[OBJECTIVE]:
Output exactly the lines that run from the line with "What data populates" to the end of the material, both ends included, and no other lines.

[DATA LISTING]:
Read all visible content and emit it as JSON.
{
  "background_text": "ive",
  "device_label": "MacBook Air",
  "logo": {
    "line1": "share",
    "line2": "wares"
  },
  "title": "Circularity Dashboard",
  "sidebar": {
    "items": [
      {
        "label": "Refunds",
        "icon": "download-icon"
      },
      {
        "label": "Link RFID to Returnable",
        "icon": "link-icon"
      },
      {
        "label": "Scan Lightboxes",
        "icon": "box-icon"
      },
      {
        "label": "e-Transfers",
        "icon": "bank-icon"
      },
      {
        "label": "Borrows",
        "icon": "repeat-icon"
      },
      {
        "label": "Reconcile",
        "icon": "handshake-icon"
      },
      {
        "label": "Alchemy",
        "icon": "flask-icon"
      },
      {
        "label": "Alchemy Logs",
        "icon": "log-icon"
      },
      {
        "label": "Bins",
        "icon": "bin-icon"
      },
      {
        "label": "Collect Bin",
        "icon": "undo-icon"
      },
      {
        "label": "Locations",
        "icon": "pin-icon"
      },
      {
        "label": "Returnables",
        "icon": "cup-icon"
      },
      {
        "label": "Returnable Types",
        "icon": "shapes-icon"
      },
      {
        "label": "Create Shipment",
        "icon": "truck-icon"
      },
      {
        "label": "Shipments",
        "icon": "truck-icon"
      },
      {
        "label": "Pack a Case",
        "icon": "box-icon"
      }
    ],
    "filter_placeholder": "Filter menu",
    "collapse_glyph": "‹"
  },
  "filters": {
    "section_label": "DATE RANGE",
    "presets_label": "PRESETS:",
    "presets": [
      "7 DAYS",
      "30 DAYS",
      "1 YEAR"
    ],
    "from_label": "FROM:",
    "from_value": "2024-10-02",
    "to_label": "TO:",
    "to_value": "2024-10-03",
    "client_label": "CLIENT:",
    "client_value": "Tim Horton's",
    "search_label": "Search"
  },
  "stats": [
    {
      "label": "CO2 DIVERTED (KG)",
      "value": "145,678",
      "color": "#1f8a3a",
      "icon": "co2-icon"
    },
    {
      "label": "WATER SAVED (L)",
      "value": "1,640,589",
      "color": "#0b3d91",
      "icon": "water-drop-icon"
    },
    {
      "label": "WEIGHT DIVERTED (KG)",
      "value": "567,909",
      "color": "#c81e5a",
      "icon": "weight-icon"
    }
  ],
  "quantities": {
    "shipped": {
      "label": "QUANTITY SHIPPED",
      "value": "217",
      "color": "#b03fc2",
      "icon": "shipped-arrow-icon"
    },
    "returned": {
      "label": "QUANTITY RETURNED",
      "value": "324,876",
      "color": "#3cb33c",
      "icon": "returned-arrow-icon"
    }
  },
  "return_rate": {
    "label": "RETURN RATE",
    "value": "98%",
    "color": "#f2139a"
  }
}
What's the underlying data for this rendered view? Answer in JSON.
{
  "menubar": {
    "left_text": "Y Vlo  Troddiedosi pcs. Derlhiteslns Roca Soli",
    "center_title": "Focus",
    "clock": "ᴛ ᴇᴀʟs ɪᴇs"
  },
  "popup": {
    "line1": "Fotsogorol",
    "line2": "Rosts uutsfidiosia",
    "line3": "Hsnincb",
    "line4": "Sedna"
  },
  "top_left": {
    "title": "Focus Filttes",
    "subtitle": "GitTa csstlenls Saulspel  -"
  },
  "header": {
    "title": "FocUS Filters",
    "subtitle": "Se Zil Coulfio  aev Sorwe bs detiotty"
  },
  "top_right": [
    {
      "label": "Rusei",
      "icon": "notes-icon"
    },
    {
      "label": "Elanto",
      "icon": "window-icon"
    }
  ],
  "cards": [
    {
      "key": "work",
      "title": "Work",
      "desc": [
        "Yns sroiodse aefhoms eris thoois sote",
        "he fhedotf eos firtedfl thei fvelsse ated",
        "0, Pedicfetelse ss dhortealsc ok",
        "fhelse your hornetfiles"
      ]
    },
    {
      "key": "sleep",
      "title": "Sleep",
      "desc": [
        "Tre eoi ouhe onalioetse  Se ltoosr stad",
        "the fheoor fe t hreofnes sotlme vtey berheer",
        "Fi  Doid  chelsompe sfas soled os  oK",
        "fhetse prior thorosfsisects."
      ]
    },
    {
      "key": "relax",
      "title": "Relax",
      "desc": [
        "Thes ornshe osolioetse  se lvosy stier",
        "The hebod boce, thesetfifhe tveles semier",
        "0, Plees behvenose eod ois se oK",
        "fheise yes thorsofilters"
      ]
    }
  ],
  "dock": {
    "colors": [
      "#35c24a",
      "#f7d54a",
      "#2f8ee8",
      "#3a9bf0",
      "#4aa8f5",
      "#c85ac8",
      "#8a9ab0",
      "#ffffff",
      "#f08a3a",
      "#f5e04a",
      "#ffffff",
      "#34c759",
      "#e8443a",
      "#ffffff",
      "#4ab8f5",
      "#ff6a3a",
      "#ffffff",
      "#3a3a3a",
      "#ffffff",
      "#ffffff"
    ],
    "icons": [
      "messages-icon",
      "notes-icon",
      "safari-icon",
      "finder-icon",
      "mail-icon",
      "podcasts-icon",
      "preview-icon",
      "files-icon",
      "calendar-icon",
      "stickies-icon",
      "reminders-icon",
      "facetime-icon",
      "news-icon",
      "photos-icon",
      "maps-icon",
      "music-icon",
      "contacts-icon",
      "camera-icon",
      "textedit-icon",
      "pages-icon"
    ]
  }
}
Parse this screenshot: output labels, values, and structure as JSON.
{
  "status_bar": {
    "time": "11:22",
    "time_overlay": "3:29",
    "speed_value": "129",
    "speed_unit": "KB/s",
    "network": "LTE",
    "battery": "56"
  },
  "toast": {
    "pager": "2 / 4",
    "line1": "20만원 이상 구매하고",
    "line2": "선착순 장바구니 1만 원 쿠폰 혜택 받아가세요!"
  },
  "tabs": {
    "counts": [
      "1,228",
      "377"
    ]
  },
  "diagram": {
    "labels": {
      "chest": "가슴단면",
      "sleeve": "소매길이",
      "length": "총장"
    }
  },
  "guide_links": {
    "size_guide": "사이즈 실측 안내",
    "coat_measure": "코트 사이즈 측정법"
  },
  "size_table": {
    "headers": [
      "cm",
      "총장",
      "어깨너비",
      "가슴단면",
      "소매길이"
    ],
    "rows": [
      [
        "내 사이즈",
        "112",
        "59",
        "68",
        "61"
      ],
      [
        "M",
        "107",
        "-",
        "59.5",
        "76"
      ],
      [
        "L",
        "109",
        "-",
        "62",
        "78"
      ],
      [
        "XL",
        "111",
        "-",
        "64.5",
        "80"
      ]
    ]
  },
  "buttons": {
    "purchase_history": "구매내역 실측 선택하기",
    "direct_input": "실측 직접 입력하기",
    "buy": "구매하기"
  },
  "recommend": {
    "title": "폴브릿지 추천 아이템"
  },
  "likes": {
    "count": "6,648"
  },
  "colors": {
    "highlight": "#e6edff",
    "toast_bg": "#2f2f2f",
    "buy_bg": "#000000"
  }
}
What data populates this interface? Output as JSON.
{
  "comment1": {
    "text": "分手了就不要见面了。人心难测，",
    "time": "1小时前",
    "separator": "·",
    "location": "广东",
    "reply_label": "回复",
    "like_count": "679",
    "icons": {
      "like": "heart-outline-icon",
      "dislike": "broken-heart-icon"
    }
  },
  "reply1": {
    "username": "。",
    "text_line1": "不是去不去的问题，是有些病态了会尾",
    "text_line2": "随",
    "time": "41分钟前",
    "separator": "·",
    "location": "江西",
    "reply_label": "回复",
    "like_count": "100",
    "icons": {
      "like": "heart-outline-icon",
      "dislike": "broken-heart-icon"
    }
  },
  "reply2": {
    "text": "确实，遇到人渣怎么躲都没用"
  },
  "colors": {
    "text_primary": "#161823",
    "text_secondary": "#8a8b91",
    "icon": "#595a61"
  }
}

[THE SOLUTION]:
What data populates this interface? Output as JSON.
{
  "comment1": {
    "text": "分手了就不要见面了。人心难测，",
    "time": "1小时前",
    "separator": "·",
    "location": "广东",
    "reply_label": "回复",
    "like_count": "679",
    "icons": {
      "like": "heart-outline-icon",
      "dislike": "broken-heart-icon"
    }
  },
  "reply1": {
    "username": "。",
    "text_line1": "不是去不去的问题，是有些病态了会尾",
    "text_line2": "随",
    "time": "41分钟前",
    "separator": "·",
    "location": "江西",
    "reply_label": "回复",
    "like_count": "100",
    "icons": {
      "like": "heart-outline-icon",
      "dislike": "broken-heart-icon"
    }
  },
  "reply2": {
    "text": "确实，遇到人渣怎么躲都没用"
  },
  "colors": {
    "text_primary": "#161823",
    "text_secondary": "#8a8b91",
    "icon": "#595a61"
  }
}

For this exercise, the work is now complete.